----- EXERCISE PASSAGE
You need to be uncomfortable and apprehensive: True strategy is about placing bets and making hard choices. The objective is not to eliminate risk but to increase the odds of success.
—Roger L. Martin, professor and former dean at the University of Toronto’s Rotman School of Management, The Big Lie of Strategic Planning, Harvard Business Review, January-February 2014.
Every year at Davos, there is one article that gains traction. It is too early to hand out ribbons, but my front-runner is Roger Martin’s jewel in this month’s HBR.
A corporate sponsor in the Valley of Loro Piana extols Davos Man as Thought Leader.
I see few here.
Realists abound after the recent wealth, income, and job destruction. And the realists are in search of a new strategic process for a new-normal recovery. Less GDP; less planning. Davos Man breathes well-tailored success. He also carries an uncomfortable apprehension toward tactical execution of a new and sober set of visions.
Meanwhile, the political class is in search of riskless outcomes combined with a disregard for success and the recursive good of repeated success. Martin nails the goal of maximizing marginal success while monitoring certain risk.
The surprise early mantra is … simplicity. Perhaps the profound “thought” of Davos Profound is rather: A Simple Davos.
Professor Martin suggests that complexity, flanks of planners and MBA-speak is so 2006. He describes a different Davos Man administrating over a new corporation amid changed globalism.
The consultants are adapting to the demand for truth given lesser degrees of freedom. I see few PowerPoints “lying” about, extolling 127-page strategic certitude.
Call this the Back of the Envelope Davos.
Read Roger L. Martin’s many articles on strategy. Better yet, read Lafley & Martin, Playing to Win: How Strategy Really Works. Bonus: an appendix on microeconomics.
----------
• _WORK INSTRUCTIONS_: Transcribe everything in the Davos strategy passage from "You need to" down to "see few here.", word for word.
----- SUPPLIED ENTRIES
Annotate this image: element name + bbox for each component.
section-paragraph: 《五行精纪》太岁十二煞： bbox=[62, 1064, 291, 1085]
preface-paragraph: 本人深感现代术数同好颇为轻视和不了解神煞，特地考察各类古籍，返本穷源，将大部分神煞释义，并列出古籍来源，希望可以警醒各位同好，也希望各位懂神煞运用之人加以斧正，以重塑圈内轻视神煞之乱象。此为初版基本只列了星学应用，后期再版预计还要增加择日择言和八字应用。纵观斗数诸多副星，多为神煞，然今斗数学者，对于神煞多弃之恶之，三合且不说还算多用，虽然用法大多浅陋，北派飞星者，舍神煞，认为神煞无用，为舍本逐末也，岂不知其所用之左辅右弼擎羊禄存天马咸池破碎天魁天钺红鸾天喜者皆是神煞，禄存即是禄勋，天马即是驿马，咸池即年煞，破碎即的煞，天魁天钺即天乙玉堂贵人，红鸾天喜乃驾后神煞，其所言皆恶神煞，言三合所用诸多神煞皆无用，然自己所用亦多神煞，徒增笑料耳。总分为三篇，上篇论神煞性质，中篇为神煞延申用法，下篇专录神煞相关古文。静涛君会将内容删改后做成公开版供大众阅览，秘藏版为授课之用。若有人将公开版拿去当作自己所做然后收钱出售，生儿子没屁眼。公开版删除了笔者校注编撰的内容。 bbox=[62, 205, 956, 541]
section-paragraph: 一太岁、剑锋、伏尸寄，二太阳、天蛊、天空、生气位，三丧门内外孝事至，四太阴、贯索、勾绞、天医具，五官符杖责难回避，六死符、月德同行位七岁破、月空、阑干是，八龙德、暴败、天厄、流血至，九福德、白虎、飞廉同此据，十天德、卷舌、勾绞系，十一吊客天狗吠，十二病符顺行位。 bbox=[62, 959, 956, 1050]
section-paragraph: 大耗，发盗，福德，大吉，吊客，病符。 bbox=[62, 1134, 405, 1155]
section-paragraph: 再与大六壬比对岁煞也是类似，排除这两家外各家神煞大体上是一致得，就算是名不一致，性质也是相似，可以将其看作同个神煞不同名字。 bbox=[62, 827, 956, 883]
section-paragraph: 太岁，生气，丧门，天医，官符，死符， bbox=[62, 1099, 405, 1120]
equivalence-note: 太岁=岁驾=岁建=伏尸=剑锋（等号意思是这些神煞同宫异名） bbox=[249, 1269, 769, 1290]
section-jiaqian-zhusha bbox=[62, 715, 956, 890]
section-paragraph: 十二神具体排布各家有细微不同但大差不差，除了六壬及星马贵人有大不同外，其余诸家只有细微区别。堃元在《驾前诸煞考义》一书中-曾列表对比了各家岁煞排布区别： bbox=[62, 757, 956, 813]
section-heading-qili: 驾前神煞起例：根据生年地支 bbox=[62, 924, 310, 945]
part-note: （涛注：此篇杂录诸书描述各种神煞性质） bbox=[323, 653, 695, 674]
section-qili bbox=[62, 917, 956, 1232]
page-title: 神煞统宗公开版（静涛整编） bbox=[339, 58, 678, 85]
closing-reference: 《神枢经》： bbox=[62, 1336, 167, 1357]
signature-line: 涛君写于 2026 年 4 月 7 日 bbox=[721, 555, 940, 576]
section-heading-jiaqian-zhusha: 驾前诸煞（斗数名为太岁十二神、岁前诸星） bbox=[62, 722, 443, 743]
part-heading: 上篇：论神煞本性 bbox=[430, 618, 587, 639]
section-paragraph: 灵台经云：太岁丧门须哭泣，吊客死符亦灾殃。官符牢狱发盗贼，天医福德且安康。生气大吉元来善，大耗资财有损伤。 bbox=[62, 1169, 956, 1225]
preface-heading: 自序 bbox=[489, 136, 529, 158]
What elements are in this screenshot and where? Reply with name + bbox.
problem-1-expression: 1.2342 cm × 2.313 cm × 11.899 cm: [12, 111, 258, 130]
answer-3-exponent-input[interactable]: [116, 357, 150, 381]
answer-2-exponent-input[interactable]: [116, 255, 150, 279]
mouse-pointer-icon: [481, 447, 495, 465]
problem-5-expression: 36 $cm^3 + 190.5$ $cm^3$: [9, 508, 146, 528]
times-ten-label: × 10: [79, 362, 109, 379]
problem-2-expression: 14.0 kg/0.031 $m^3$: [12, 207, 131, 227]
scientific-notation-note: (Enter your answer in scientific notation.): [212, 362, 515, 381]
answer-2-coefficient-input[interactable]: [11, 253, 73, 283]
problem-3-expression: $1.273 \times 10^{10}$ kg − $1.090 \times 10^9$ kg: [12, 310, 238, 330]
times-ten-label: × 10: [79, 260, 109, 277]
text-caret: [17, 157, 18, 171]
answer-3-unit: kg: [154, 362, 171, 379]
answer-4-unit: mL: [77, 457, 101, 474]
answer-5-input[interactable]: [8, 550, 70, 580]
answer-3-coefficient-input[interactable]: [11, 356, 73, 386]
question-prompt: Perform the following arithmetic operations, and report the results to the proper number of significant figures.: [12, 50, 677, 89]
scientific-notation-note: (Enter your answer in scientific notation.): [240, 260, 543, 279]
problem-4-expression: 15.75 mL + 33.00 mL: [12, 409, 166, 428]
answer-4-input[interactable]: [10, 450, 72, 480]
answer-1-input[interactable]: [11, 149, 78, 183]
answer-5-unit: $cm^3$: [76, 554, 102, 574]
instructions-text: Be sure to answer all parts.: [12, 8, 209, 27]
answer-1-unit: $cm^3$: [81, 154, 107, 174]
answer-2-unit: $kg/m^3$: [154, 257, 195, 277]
----------
• _WRITTEN RESPONSE_:
You need to be uncomfortable and apprehensive: True strategy is about placing bets and making hard choices. The objective is not to eliminate risk but to increase the odds of success.
—Roger L. Martin, professor and former dean at the University of Toronto’s Rotman School of Management, The Big Lie of Strategic Planning, Harvard Business Review, January-February 2014.
Every year at Davos, there is one article that gains traction. It is too early to hand out ribbons, but my front-runner is Roger Martin’s jewel in this month’s HBR.
A corporate sponsor in the Valley of Loro Piana extols Davos Man as Thought Leader.
I see few here.